Required task:
Please recast the rows from the very first line through the line containing "- y-tick-label: 10500: [65, 714, 138, 740]", both included, as a Markdown table with two columns: Line, holding a running number, and Entry, holding that line's text. Leave out any blank lines.

++++ Record set ++++

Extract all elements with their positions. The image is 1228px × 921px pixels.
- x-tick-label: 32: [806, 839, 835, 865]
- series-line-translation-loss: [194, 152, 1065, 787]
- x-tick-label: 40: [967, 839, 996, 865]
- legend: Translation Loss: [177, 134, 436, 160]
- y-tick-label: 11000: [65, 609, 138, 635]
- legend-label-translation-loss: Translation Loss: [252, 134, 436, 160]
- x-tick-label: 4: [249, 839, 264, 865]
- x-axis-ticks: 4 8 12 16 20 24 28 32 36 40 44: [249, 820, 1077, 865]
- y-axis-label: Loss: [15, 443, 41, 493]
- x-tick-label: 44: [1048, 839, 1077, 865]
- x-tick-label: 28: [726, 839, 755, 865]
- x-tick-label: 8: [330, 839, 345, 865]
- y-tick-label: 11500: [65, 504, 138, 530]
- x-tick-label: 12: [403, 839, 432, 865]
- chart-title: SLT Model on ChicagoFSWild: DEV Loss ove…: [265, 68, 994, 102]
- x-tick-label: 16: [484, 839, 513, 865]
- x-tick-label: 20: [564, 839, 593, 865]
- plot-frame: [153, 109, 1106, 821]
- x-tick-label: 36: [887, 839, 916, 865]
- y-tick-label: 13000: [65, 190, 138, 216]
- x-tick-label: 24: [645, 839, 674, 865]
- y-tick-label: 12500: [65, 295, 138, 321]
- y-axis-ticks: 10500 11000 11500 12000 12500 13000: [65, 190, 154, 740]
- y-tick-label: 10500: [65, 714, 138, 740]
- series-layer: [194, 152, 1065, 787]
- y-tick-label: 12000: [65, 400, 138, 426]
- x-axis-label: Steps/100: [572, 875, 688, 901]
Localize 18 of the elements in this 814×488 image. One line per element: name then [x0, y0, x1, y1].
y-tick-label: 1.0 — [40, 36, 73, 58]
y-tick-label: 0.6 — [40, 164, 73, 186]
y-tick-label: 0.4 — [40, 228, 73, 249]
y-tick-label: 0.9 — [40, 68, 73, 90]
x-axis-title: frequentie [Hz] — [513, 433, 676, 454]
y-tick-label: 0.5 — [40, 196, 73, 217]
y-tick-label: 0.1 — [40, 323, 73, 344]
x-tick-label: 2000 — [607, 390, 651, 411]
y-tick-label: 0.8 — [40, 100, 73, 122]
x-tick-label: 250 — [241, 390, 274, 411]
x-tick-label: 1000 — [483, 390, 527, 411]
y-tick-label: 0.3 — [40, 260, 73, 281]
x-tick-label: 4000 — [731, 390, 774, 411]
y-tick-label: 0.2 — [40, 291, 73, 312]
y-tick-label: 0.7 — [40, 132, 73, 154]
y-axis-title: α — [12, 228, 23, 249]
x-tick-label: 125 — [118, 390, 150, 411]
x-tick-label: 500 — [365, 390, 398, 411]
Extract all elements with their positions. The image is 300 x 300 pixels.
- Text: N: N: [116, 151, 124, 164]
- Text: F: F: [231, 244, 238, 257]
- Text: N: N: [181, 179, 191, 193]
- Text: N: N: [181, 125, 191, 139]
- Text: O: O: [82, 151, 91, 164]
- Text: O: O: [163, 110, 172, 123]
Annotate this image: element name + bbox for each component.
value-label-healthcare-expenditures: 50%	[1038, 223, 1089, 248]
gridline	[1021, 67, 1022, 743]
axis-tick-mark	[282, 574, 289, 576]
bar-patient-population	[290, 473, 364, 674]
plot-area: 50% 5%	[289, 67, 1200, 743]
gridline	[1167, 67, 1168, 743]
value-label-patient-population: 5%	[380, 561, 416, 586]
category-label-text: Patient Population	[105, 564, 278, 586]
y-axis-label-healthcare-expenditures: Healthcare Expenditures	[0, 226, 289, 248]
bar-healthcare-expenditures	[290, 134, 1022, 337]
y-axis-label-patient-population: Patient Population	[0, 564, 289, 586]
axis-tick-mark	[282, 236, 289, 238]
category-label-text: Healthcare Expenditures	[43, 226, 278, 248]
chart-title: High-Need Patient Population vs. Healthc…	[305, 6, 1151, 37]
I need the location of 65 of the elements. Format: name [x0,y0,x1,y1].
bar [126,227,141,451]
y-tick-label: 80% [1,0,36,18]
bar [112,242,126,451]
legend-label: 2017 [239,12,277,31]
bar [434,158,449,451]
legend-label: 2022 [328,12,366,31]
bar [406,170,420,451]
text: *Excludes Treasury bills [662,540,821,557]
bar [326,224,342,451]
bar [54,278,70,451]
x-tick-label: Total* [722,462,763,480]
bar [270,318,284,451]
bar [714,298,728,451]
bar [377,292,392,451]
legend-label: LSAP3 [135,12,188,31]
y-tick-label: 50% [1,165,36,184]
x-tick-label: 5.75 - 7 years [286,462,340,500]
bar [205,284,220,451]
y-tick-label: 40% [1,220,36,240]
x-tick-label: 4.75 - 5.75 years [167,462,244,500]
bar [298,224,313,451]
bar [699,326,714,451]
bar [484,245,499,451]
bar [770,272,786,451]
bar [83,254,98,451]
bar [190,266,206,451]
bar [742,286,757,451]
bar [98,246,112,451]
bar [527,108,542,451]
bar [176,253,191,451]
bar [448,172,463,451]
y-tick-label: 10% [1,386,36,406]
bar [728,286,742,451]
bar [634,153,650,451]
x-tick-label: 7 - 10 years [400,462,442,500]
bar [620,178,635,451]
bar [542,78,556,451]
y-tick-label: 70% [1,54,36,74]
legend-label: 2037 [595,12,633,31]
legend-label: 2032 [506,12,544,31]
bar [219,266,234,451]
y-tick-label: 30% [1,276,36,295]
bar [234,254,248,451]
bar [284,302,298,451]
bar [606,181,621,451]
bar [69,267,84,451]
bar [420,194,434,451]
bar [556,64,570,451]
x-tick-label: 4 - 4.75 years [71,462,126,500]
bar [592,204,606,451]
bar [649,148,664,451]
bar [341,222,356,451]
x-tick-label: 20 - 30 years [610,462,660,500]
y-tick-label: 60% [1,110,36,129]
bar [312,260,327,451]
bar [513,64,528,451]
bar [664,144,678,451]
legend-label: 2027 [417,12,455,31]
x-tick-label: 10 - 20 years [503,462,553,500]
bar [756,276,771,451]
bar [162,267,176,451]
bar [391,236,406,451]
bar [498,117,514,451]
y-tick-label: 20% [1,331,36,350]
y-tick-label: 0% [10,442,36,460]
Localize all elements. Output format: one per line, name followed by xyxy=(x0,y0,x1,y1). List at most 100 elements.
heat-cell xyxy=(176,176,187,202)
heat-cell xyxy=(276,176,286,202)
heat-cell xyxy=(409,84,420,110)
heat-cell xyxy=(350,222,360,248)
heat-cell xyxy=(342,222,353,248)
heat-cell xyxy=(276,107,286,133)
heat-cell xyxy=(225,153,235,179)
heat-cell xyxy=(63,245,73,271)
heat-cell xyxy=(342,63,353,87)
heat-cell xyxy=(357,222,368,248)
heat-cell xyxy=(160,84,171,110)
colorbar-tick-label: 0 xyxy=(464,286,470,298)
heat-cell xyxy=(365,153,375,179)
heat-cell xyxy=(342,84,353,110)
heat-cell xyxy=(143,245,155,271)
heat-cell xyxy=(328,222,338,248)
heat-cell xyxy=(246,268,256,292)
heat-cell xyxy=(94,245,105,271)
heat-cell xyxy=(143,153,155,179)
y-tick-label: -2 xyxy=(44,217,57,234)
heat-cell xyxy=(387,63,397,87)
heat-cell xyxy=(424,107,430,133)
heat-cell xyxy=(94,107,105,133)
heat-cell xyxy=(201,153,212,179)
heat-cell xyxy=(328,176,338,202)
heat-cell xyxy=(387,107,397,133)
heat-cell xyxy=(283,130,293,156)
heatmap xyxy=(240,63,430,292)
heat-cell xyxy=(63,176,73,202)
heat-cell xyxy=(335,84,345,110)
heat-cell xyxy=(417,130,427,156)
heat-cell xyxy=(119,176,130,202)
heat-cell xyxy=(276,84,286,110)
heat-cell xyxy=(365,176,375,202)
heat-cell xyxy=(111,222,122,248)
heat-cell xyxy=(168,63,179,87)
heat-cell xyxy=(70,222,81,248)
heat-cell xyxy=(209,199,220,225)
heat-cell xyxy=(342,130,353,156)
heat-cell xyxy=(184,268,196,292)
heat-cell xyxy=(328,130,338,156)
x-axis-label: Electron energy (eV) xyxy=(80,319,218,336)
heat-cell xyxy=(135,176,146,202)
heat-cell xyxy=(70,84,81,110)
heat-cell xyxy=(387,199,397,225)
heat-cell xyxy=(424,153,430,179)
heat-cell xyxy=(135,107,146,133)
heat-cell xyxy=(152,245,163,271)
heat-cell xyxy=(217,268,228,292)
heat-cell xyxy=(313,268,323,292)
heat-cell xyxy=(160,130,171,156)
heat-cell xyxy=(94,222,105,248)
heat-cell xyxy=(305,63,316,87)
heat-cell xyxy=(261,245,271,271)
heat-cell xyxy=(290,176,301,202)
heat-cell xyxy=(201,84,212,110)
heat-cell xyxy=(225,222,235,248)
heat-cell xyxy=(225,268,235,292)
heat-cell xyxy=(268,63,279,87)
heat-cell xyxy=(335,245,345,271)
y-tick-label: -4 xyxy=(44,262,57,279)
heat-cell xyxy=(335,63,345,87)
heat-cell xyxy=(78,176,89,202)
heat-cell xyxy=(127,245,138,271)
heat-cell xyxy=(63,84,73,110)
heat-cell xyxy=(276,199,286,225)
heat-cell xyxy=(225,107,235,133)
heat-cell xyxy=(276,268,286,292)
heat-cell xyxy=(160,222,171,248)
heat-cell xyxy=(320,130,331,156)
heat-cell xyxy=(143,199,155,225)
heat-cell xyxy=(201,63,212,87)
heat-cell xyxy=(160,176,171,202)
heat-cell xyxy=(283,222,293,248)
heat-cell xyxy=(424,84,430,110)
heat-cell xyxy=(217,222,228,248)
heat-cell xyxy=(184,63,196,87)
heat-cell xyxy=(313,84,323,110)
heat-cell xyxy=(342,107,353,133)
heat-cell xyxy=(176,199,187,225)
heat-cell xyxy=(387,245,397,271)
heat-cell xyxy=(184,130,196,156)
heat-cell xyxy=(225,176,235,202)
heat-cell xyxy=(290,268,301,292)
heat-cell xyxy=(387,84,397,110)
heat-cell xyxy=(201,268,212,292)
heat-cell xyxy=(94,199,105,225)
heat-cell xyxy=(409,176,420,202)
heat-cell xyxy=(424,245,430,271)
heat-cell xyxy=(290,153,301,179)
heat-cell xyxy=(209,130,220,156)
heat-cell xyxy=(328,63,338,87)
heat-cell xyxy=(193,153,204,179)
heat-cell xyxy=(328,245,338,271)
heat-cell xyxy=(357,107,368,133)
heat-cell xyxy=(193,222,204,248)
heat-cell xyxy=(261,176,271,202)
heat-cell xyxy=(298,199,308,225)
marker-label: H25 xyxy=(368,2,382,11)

++++

Answer for this exercise:
| Line | Entry |
|---|---|
| 1 | Extract all elements with their positions. The image is 1228px × 921px pixels. |
| 2 | - x-tick-label: 32: [806, 839, 835, 865] |
| 3 | - series-line-translation-loss: [194, 152, 1065, 787] |
| 4 | - x-tick-label: 40: [967, 839, 996, 865] |
| 5 | - legend: Translation Loss: [177, 134, 436, 160] |
| 6 | - y-tick-label: 11000: [65, 609, 138, 635] |
| 7 | - legend-label-translation-loss: Translation Loss: [252, 134, 436, 160] |
| 8 | - x-tick-label: 4: [249, 839, 264, 865] |
| 9 | - x-axis-ticks: 4 8 12 16 20 24 28 32 36 40 44: [249, 820, 1077, 865] |
| 10 | - y-axis-label: Loss: [15, 443, 41, 493] |
| 11 | - x-tick-label: 44: [1048, 839, 1077, 865] |
| 12 | - x-tick-label: 28: [726, 839, 755, 865] |
| 13 | - x-tick-label: 8: [330, 839, 345, 865] |
| 14 | - y-tick-label: 11500: [65, 504, 138, 530] |
| 15 | - x-tick-label: 12: [403, 839, 432, 865] |
| 16 | - chart-title: SLT Model on ChicagoFSWild: DEV Loss ove…: [265, 68, 994, 102] |
| 17 | - x-tick-label: 16: [484, 839, 513, 865] |
| 18 | - x-tick-label: 20: [564, 839, 593, 865] |
| 19 | - plot-frame: [153, 109, 1106, 821] |
| 20 | - x-tick-label: 36: [887, 839, 916, 865] |
| 21 | - y-tick-label: 13000: [65, 190, 138, 216] |
| 22 | - x-tick-label: 24: [645, 839, 674, 865] |
| 23 | - y-tick-label: 12500: [65, 295, 138, 321] |
| 24 | - y-axis-ticks: 10500 11000 11500 12000 12500 13000: [65, 190, 154, 740] |
| 25 | - y-tick-label: 10500: [65, 714, 138, 740] |